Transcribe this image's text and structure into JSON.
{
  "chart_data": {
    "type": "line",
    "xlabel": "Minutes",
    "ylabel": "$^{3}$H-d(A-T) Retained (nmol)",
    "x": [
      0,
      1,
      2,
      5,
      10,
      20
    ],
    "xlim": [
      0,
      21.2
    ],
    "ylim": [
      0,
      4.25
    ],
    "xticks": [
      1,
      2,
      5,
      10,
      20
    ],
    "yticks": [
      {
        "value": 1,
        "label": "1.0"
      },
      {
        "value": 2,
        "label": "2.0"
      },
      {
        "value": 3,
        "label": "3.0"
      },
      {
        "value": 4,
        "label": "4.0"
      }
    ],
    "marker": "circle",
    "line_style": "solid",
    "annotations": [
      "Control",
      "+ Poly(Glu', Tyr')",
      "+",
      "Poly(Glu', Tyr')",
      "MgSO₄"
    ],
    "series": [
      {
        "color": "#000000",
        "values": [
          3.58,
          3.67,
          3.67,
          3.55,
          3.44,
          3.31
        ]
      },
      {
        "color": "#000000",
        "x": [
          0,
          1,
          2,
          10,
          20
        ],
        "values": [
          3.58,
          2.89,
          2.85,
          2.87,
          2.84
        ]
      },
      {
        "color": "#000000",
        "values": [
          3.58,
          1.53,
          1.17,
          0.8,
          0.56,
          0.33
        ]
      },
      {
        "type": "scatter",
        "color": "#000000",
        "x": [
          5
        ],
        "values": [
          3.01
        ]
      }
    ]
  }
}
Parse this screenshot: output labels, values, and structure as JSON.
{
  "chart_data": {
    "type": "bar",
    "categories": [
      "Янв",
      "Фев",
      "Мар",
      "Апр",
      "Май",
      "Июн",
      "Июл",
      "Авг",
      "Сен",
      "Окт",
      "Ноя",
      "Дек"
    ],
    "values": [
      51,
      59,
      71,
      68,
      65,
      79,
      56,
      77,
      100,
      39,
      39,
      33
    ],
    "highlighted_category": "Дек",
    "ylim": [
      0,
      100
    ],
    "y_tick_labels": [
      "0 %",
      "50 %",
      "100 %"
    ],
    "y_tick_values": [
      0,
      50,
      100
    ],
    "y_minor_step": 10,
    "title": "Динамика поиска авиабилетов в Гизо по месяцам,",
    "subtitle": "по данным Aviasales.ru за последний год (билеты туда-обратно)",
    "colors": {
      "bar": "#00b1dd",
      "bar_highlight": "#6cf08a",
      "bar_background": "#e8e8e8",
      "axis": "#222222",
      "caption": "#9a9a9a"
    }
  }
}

----

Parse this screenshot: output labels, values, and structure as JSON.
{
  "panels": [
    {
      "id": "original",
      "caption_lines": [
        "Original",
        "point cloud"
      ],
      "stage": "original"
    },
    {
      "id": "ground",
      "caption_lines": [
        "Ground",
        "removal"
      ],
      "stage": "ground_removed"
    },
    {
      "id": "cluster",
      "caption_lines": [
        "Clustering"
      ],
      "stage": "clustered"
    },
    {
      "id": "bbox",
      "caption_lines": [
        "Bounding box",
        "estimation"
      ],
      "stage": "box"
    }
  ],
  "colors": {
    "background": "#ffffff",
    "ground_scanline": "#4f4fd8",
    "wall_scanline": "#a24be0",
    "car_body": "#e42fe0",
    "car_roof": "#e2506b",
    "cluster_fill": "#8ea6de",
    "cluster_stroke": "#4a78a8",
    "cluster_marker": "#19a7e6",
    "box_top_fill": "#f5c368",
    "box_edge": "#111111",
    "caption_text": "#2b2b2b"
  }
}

----

Task prompt → Search the lines above for the string "stage", then show every one that has it.

Full output →
      "stage": "original"
      "stage": "ground_removed"
      "stage": "clustered"
      "stage": "box"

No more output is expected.